# Task:
Copy every line of the entries below word for word, leaving out the pictures.

--- start Record extracts ---

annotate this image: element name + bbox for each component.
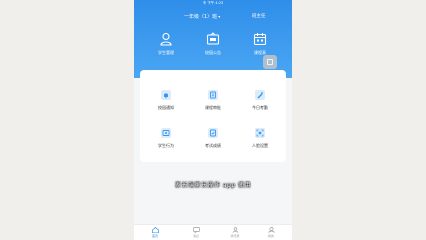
person-icon (160, 32, 172, 46)
tab-label: 消息 (192, 234, 199, 238)
header-action-students[interactable]: 学生管理 (146, 32, 186, 66)
profile-icon (267, 227, 275, 233)
score-icon (208, 128, 218, 138)
tab-messages[interactable]: 消息 (181, 227, 211, 240)
header-action-label: 学生管理 (158, 50, 174, 55)
tab-profile[interactable]: 我的 (256, 227, 286, 240)
phone-screen: 令 下午 4:23 一年级（1）班▾ 班主任 学生管理 校园公告 课程表 校园通… (134, 0, 292, 240)
message-icon (192, 227, 200, 233)
bell-icon (161, 90, 171, 100)
tile-label: 校园通知 (158, 105, 174, 110)
tab-label: 我的 (267, 234, 274, 238)
tile-course-approval[interactable]: 课程审批 (193, 90, 233, 114)
tile-label: 今日考勤 (252, 105, 268, 110)
assist-icon (267, 59, 273, 65)
contacts-icon (232, 227, 238, 233)
tile-exam-scores[interactable]: 考试成绩 (193, 128, 233, 152)
tile-label: 学生行为 (158, 143, 174, 148)
calendar-icon (253, 33, 267, 46)
feature-grid: 校园通知 课程审批 今日考勤 学生行为 考试成绩 人脸设置 (140, 70, 286, 162)
tile-school-notice[interactable]: 校园通知 (146, 90, 186, 114)
notice-icon (206, 32, 220, 45)
tab-label: 首页 (151, 234, 158, 238)
header-action-notice[interactable]: 校园公告 (193, 32, 233, 66)
tile-label: 考试成绩 (205, 143, 221, 148)
checkin-icon (255, 90, 265, 100)
behavior-icon (161, 128, 171, 138)
tab-contacts[interactable]: 通讯录 (220, 227, 250, 240)
tile-student-behavior[interactable]: 学生行为 (146, 128, 186, 152)
tab-home[interactable]: 首页 (140, 227, 170, 240)
bottom-tab-bar: 首页 消息 通讯录 我的 (134, 224, 292, 240)
video-subtitle: 家长端家长操作 app 使用 (174, 182, 252, 189)
floating-assist-button[interactable] (263, 55, 277, 69)
role-link[interactable]: 班主任 (252, 13, 266, 21)
class-selector-label: 一年级（1）班 (184, 14, 218, 20)
tile-label: 课程审批 (205, 105, 221, 110)
tab-label: 通讯录 (230, 234, 240, 238)
chevron-down-icon: ▾ (218, 14, 221, 19)
status-bar: 令 下午 4:23 (202, 1, 224, 5)
approval-icon (208, 90, 218, 100)
tile-label: 人脸设置 (252, 143, 268, 148)
face-icon (255, 128, 265, 138)
tile-face-settings[interactable]: 人脸设置 (240, 128, 280, 152)
home-icon (151, 227, 159, 233)
header-action-label: 校园公告 (205, 50, 221, 55)
tile-attendance[interactable]: 今日考勤 (240, 90, 280, 114)
class-selector[interactable]: 一年级（1）班▾ (184, 13, 220, 21)
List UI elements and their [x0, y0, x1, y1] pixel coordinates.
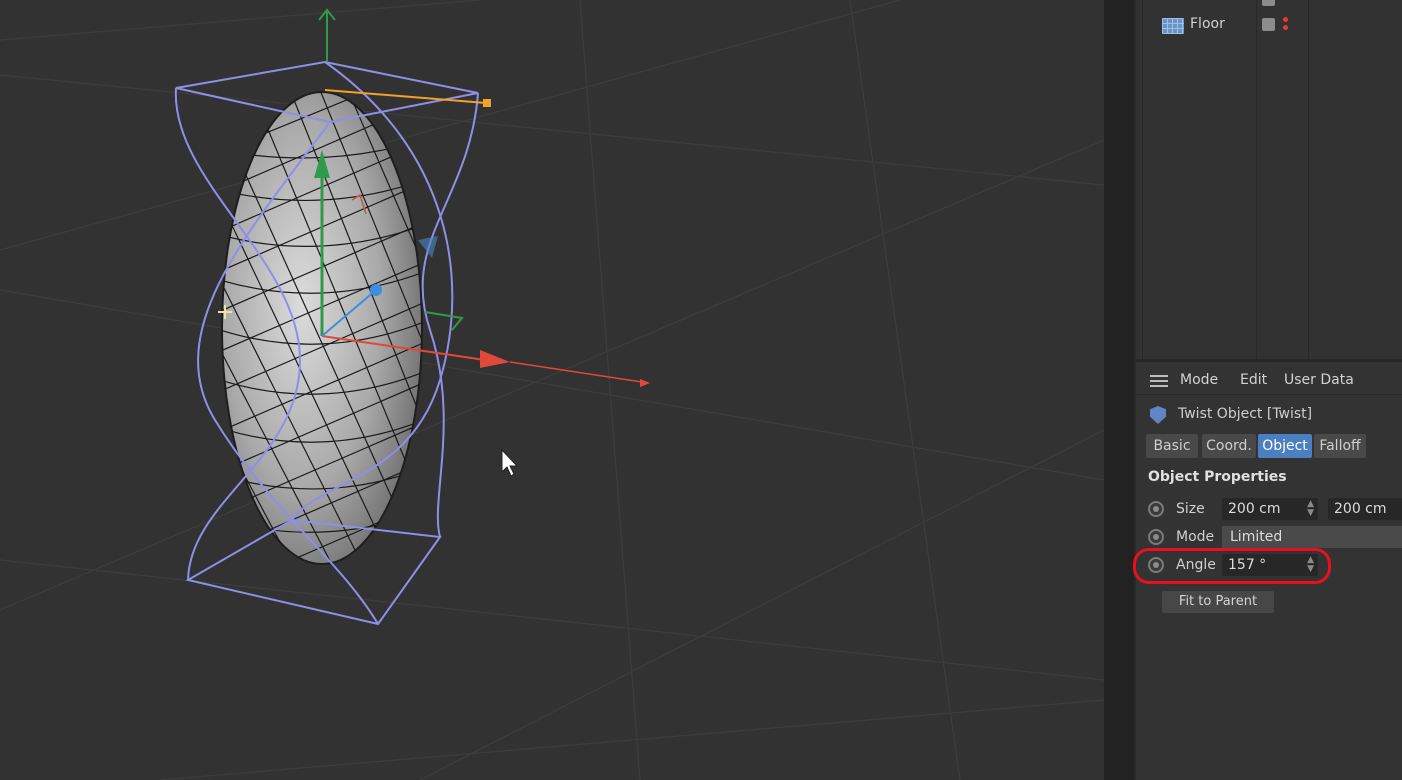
om-row-partial[interactable] — [1136, 0, 1402, 9]
twist-object-icon — [1150, 406, 1166, 424]
om-column-line — [1308, 0, 1309, 359]
viewport-3d[interactable] — [0, 0, 1104, 780]
fit-to-parent-button[interactable]: Fit to Parent — [1162, 591, 1274, 613]
floor-grid — [0, 0, 1104, 780]
annotation-highlight — [1133, 548, 1331, 584]
right-panel: Floor Mode Edit User Data Twist Object [… — [1134, 0, 1402, 780]
size-x-field[interactable]: 200 cm ▲ ▼ — [1222, 498, 1318, 520]
tab-object[interactable]: Object — [1258, 434, 1312, 458]
om-column-line — [1256, 0, 1257, 359]
mode-dropdown[interactable]: Limited — [1222, 526, 1402, 548]
attribute-object-header: Twist Object [Twist] — [1136, 402, 1402, 428]
object-title: Twist Object [Twist] — [1178, 406, 1313, 422]
animate-radio-icon[interactable] — [1148, 529, 1164, 545]
om-row-floor[interactable]: Floor — [1136, 14, 1402, 36]
hamburger-menu-icon[interactable] — [1150, 375, 1168, 387]
section-title: Object Properties — [1148, 469, 1287, 485]
om-column-line — [1142, 0, 1143, 359]
size-x-value: 200 cm — [1228, 501, 1281, 517]
render-dot-icon[interactable] — [1283, 25, 1288, 30]
menu-edit[interactable]: Edit — [1240, 372, 1267, 388]
panel-divider[interactable] — [1104, 0, 1134, 780]
deformer-y-axis — [318, 8, 336, 62]
object-manager: Floor — [1136, 0, 1402, 362]
animate-radio-icon[interactable] — [1148, 501, 1164, 517]
viewport-scene[interactable] — [0, 0, 1104, 780]
spinner-icon[interactable]: ▲ ▼ — [1307, 500, 1314, 518]
visibility-dot-icon[interactable] — [1283, 17, 1288, 22]
tab-basic[interactable]: Basic — [1146, 434, 1198, 458]
size-label: Size — [1176, 501, 1205, 517]
attribute-menu-bar: Mode Edit User Data — [1136, 368, 1402, 395]
menu-mode[interactable]: Mode — [1180, 372, 1218, 388]
size-y-field[interactable]: 200 cm — [1328, 498, 1402, 520]
mode-label: Mode — [1176, 529, 1215, 545]
size-y-value: 200 cm — [1334, 501, 1387, 517]
floor-icon — [1162, 18, 1184, 34]
tag-icon[interactable] — [1262, 0, 1275, 6]
twisted-capsule-mesh[interactable] — [200, 40, 430, 600]
mouse-cursor-icon — [501, 448, 519, 477]
tag-icon[interactable] — [1262, 18, 1275, 31]
size-row: Size 200 cm ▲ ▼ 200 cm — [1136, 498, 1402, 524]
tab-coord[interactable]: Coord. — [1202, 434, 1256, 458]
tab-falloff[interactable]: Falloff — [1314, 434, 1366, 458]
menu-user-data[interactable]: User Data — [1284, 372, 1354, 388]
object-name[interactable]: Floor — [1190, 16, 1225, 32]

--- end Record extracts ---

# Response to this exercise:
annotate this image: element name + bbox for each component.
person-icon (160, 32, 172, 46)
tab-label: 消息 (192, 234, 199, 238)
header-action-students[interactable]: 学生管理 (146, 32, 186, 66)
profile-icon (267, 227, 275, 233)
score-icon (208, 128, 218, 138)
tab-messages[interactable]: 消息 (181, 227, 211, 240)
header-action-label: 学生管理 (158, 50, 174, 55)
tab-profile[interactable]: 我的 (256, 227, 286, 240)
phone-screen: 令 下午 4:23 一年级（1）班▾ 班主任 学生管理 校园公告 课程表 校园通… (134, 0, 292, 240)
message-icon (192, 227, 200, 233)
bell-icon (161, 90, 171, 100)
tile-label: 校园通知 (158, 105, 174, 110)
tab-label: 我的 (267, 234, 274, 238)
tile-course-approval[interactable]: 课程审批 (193, 90, 233, 114)
tile-label: 今日考勤 (252, 105, 268, 110)
assist-icon (267, 59, 273, 65)
contacts-icon (232, 227, 238, 233)
tile-exam-scores[interactable]: 考试成绩 (193, 128, 233, 152)
tile-label: 学生行为 (158, 143, 174, 148)
calendar-icon (253, 33, 267, 46)
feature-grid: 校园通知 课程审批 今日考勤 学生行为 考试成绩 人脸设置 (140, 70, 286, 162)
tile-school-notice[interactable]: 校园通知 (146, 90, 186, 114)
notice-icon (206, 32, 220, 45)
tab-label: 首页 (151, 234, 158, 238)
header-action-notice[interactable]: 校园公告 (193, 32, 233, 66)
tile-label: 考试成绩 (205, 143, 221, 148)
checkin-icon (255, 90, 265, 100)
behavior-icon (161, 128, 171, 138)
tab-contacts[interactable]: 通讯录 (220, 227, 250, 240)
tile-student-behavior[interactable]: 学生行为 (146, 128, 186, 152)
tab-home[interactable]: 首页 (140, 227, 170, 240)
bottom-tab-bar: 首页 消息 通讯录 我的 (134, 224, 292, 240)
video-subtitle: 家长端家长操作 app 使用 (174, 182, 252, 189)
floating-assist-button[interactable] (263, 55, 277, 69)
role-link[interactable]: 班主任 (252, 13, 266, 21)
class-selector-label: 一年级（1）班 (184, 14, 218, 20)
tile-label: 课程审批 (205, 105, 221, 110)
tab-label: 通讯录 (230, 234, 240, 238)
chevron-down-icon: ▾ (218, 14, 221, 19)
status-bar: 令 下午 4:23 (202, 1, 224, 5)
approval-icon (208, 90, 218, 100)
tile-label: 人脸设置 (252, 143, 268, 148)
face-icon (255, 128, 265, 138)
tile-face-settings[interactable]: 人脸设置 (240, 128, 280, 152)
home-icon (151, 227, 159, 233)
header-action-label: 校园公告 (205, 50, 221, 55)
tile-attendance[interactable]: 今日考勤 (240, 90, 280, 114)
class-selector[interactable]: 一年级（1）班▾ (184, 13, 220, 21)
List UI elements and their [x0, y0, x1, y1] pixel coordinates.
om-row-partial[interactable] — [1136, 0, 1402, 9]
twist-object-icon — [1150, 406, 1166, 424]
om-column-line — [1308, 0, 1309, 359]
viewport-3d[interactable] — [0, 0, 1104, 780]
fit-to-parent-button[interactable]: Fit to Parent — [1162, 591, 1274, 613]
floor-grid — [0, 0, 1104, 780]
annotation-highlight — [1133, 548, 1331, 584]
right-panel: Floor Mode Edit User Data Twist Object [… — [1134, 0, 1402, 780]
size-x-field[interactable]: 200 cm ▲ ▼ — [1222, 498, 1318, 520]
tab-object[interactable]: Object — [1258, 434, 1312, 458]
om-column-line — [1256, 0, 1257, 359]
mode-dropdown[interactable]: Limited — [1222, 526, 1402, 548]
attribute-object-header: Twist Object [Twist] — [1136, 402, 1402, 428]
object-title: Twist Object [Twist] — [1178, 406, 1313, 422]
animate-radio-icon[interactable] — [1148, 529, 1164, 545]
om-row-floor[interactable]: Floor — [1136, 14, 1402, 36]
hamburger-menu-icon[interactable] — [1150, 375, 1168, 387]
section-title: Object Properties — [1148, 469, 1287, 485]
om-column-line — [1142, 0, 1143, 359]
size-x-value: 200 cm — [1228, 501, 1281, 517]
render-dot-icon[interactable] — [1283, 25, 1288, 30]
menu-edit[interactable]: Edit — [1240, 372, 1267, 388]
panel-divider[interactable] — [1104, 0, 1134, 780]
deformer-y-axis — [318, 8, 336, 62]
object-manager: Floor — [1136, 0, 1402, 362]
animate-radio-icon[interactable] — [1148, 501, 1164, 517]
viewport-scene[interactable] — [0, 0, 1104, 780]
spinner-icon[interactable]: ▲ ▼ — [1307, 500, 1314, 518]
visibility-dot-icon[interactable] — [1283, 17, 1288, 22]
tab-basic[interactable]: Basic — [1146, 434, 1198, 458]
size-label: Size — [1176, 501, 1205, 517]
attribute-menu-bar: Mode Edit User Data — [1136, 368, 1402, 395]
menu-mode[interactable]: Mode — [1180, 372, 1218, 388]
size-y-field[interactable]: 200 cm — [1328, 498, 1402, 520]
mode-label: Mode — [1176, 529, 1215, 545]
size-y-value: 200 cm — [1334, 501, 1387, 517]
floor-icon — [1162, 18, 1184, 34]
tag-icon[interactable] — [1262, 0, 1275, 6]
twisted-capsule-mesh[interactable] — [200, 40, 430, 600]
mouse-cursor-icon — [501, 448, 519, 477]
tag-icon[interactable] — [1262, 18, 1275, 31]
size-row: Size 200 cm ▲ ▼ 200 cm — [1136, 498, 1402, 524]
tab-coord[interactable]: Coord. — [1202, 434, 1256, 458]
tab-falloff[interactable]: Falloff — [1314, 434, 1366, 458]
menu-user-data[interactable]: User Data — [1284, 372, 1354, 388]
object-name[interactable]: Floor — [1190, 16, 1225, 32]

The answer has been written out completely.